Find the line containing "Extract all the data from this chart as JSON.". Reproduce it and every line after it up to the end of the records, exactly as written.

○ ○ ○ ○ ○

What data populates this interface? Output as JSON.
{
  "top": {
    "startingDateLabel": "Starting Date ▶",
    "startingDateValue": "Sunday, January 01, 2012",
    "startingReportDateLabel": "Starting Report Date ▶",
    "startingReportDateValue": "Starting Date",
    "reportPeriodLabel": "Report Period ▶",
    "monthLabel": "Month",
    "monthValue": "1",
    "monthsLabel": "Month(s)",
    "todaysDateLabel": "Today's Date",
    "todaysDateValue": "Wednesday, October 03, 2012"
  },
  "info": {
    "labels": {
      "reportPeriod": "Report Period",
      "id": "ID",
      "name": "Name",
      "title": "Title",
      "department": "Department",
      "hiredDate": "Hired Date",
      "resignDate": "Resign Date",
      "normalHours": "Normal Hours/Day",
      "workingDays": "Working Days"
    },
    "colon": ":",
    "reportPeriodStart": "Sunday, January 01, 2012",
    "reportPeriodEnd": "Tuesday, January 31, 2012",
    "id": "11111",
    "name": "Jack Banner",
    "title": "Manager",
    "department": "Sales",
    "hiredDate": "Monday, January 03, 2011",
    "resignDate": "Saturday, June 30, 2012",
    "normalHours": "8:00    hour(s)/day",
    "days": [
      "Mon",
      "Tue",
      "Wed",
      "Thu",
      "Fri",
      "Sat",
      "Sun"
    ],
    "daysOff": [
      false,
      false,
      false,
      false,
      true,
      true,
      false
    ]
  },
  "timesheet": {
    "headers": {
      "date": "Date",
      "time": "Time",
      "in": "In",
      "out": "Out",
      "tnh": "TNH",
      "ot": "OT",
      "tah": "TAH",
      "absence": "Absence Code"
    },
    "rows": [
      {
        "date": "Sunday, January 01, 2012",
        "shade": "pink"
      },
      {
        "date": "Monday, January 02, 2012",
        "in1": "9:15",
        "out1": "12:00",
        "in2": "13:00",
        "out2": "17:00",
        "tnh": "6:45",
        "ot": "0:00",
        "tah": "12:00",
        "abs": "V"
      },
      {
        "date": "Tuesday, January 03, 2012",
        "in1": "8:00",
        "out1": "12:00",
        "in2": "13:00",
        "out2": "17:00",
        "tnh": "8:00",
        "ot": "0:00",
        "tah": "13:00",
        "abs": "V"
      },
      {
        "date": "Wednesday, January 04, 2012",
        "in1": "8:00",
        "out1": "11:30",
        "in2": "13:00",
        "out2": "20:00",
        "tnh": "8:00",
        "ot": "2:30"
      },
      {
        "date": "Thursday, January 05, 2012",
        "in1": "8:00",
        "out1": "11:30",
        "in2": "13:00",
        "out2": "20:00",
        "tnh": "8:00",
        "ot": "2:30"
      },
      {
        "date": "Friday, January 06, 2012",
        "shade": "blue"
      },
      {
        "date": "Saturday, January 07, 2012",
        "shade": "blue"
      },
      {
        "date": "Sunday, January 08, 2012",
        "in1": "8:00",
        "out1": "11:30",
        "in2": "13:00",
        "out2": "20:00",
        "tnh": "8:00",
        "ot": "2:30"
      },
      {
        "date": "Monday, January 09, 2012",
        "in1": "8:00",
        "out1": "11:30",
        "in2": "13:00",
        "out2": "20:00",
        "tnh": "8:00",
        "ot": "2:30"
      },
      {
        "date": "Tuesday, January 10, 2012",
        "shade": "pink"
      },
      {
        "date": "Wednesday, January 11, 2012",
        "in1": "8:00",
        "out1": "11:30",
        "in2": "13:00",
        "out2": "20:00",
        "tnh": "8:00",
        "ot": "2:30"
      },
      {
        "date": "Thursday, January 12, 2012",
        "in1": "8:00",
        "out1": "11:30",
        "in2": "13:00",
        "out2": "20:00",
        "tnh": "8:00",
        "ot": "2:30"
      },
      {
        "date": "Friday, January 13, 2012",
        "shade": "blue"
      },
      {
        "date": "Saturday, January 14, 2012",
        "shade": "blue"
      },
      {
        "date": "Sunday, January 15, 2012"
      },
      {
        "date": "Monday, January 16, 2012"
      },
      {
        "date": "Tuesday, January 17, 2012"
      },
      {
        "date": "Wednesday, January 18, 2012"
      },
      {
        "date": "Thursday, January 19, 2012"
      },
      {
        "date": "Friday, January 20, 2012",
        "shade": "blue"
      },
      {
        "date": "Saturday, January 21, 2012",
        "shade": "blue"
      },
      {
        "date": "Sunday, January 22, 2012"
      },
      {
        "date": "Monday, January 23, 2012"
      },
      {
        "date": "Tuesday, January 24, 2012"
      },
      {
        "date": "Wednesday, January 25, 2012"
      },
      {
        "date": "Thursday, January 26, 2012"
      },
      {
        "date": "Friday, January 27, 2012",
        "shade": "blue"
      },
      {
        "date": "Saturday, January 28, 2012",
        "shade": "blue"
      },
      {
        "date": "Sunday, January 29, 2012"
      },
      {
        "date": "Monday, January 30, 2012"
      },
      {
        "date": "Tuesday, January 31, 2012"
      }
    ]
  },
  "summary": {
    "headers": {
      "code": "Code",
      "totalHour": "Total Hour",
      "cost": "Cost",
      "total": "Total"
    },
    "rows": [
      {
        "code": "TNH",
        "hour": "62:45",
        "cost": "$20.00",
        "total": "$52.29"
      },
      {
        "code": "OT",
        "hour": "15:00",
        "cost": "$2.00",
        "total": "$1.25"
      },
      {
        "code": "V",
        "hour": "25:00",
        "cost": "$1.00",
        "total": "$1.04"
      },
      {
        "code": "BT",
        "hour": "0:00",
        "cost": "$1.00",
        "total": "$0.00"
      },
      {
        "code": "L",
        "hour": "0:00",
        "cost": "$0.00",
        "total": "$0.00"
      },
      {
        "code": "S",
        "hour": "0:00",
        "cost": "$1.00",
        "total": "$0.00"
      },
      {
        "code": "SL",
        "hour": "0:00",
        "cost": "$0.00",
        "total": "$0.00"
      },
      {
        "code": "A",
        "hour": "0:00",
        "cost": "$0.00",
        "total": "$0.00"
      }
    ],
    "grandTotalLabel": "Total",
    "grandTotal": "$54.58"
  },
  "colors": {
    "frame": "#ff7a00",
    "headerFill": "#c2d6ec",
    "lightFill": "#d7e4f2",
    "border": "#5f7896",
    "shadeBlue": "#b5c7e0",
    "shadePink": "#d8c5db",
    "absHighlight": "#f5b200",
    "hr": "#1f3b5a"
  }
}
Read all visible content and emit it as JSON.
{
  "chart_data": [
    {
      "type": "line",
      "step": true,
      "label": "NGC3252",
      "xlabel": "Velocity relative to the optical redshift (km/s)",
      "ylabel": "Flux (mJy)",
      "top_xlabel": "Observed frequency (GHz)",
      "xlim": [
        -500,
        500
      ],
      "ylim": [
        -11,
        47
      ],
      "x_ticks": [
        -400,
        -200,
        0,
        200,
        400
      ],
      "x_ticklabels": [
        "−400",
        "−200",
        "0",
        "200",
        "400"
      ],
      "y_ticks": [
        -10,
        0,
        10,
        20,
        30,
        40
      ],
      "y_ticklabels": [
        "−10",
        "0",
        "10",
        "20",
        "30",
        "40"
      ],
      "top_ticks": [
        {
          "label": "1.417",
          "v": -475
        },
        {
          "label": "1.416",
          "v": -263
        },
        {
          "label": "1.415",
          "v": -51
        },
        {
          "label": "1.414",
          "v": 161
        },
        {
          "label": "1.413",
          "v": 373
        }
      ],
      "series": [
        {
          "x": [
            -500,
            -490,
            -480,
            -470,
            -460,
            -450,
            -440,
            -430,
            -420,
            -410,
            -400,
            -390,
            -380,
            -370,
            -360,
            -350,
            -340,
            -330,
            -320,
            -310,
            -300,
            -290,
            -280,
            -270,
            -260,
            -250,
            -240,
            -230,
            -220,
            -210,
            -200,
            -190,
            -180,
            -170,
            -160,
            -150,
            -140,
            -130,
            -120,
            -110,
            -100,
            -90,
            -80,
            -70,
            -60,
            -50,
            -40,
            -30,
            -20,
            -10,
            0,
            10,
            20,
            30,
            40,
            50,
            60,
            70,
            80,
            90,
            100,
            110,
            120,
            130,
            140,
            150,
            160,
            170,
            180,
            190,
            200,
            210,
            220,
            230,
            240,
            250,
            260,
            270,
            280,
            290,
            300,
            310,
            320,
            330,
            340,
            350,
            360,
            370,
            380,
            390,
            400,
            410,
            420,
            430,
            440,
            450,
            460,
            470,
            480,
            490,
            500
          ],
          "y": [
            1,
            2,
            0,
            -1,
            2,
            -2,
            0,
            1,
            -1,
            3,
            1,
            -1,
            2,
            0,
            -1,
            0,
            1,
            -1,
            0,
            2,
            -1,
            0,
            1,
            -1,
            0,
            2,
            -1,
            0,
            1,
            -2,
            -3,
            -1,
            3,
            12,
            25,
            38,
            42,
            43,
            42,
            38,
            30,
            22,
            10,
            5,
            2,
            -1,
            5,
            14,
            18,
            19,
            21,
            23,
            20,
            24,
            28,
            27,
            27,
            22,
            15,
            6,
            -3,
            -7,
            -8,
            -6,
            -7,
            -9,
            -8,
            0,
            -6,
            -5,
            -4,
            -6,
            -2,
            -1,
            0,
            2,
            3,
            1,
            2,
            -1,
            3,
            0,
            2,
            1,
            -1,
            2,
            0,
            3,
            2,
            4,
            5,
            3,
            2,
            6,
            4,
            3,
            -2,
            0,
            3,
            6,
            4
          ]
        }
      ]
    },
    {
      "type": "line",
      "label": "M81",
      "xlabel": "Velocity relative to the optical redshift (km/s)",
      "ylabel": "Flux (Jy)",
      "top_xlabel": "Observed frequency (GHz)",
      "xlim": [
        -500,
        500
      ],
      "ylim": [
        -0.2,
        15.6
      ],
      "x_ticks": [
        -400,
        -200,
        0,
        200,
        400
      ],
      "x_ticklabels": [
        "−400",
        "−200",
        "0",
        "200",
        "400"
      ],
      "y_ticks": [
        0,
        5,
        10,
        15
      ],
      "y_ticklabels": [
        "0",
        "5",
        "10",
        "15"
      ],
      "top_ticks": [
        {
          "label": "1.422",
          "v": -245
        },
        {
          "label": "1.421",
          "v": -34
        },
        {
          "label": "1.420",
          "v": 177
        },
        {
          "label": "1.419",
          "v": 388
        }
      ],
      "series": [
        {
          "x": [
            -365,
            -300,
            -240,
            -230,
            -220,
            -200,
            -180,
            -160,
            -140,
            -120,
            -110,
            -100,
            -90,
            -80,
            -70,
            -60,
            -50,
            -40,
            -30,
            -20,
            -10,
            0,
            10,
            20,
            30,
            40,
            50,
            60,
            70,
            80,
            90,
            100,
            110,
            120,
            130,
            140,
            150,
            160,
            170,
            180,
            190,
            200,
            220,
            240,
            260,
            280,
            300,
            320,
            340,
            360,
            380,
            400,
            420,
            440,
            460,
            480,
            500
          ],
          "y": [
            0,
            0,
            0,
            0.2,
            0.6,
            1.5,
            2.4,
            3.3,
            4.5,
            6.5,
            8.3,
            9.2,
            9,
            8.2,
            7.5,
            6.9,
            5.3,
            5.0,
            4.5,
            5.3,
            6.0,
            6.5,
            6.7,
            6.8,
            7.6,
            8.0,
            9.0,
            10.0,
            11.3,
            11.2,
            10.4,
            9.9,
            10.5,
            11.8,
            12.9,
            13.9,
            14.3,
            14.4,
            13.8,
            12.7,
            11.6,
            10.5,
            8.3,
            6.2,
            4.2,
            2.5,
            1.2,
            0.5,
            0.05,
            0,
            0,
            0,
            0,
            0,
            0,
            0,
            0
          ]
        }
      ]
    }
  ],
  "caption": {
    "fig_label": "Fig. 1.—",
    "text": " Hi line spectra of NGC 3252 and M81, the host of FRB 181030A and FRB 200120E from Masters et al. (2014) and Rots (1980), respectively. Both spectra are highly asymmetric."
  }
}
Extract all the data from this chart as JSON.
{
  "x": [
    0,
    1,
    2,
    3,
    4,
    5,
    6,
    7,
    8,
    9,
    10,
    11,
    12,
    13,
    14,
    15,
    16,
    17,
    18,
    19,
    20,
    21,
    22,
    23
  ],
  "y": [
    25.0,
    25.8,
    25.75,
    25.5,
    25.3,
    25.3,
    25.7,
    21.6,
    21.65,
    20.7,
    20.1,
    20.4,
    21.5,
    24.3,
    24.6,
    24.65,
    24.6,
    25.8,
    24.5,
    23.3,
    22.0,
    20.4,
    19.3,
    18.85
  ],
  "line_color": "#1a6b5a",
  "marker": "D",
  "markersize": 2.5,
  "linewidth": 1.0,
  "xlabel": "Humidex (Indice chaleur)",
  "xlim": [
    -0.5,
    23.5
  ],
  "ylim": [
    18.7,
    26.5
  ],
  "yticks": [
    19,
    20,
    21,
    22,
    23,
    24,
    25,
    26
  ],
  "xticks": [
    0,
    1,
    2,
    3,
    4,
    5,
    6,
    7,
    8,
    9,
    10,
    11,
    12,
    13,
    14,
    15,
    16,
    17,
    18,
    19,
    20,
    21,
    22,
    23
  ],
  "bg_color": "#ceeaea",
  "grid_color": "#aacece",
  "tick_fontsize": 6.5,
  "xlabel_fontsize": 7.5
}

○ ○ ○ ○ ○

FULL OUTPUT:
Extract all the data from this chart as JSON.
{
  "x": [
    0,
    1,
    2,
    3,
    4,
    5,
    6,
    7,
    8,
    9,
    10,
    11,
    12,
    13,
    14,
    15,
    16,
    17,
    18,
    19,
    20,
    21,
    22,
    23
  ],
  "y": [
    25.0,
    25.8,
    25.75,
    25.5,
    25.3,
    25.3,
    25.7,
    21.6,
    21.65,
    20.7,
    20.1,
    20.4,
    21.5,
    24.3,
    24.6,
    24.65,
    24.6,
    25.8,
    24.5,
    23.3,
    22.0,
    20.4,
    19.3,
    18.85
  ],
  "line_color": "#1a6b5a",
  "marker": "D",
  "markersize": 2.5,
  "linewidth": 1.0,
  "xlabel": "Humidex (Indice chaleur)",
  "xlim": [
    -0.5,
    23.5
  ],
  "ylim": [
    18.7,
    26.5
  ],
  "yticks": [
    19,
    20,
    21,
    22,
    23,
    24,
    25,
    26
  ],
  "xticks": [
    0,
    1,
    2,
    3,
    4,
    5,
    6,
    7,
    8,
    9,
    10,
    11,
    12,
    13,
    14,
    15,
    16,
    17,
    18,
    19,
    20,
    21,
    22,
    23
  ],
  "bg_color": "#ceeaea",
  "grid_color": "#aacece",
  "tick_fontsize": 6.5,
  "xlabel_fontsize": 7.5
}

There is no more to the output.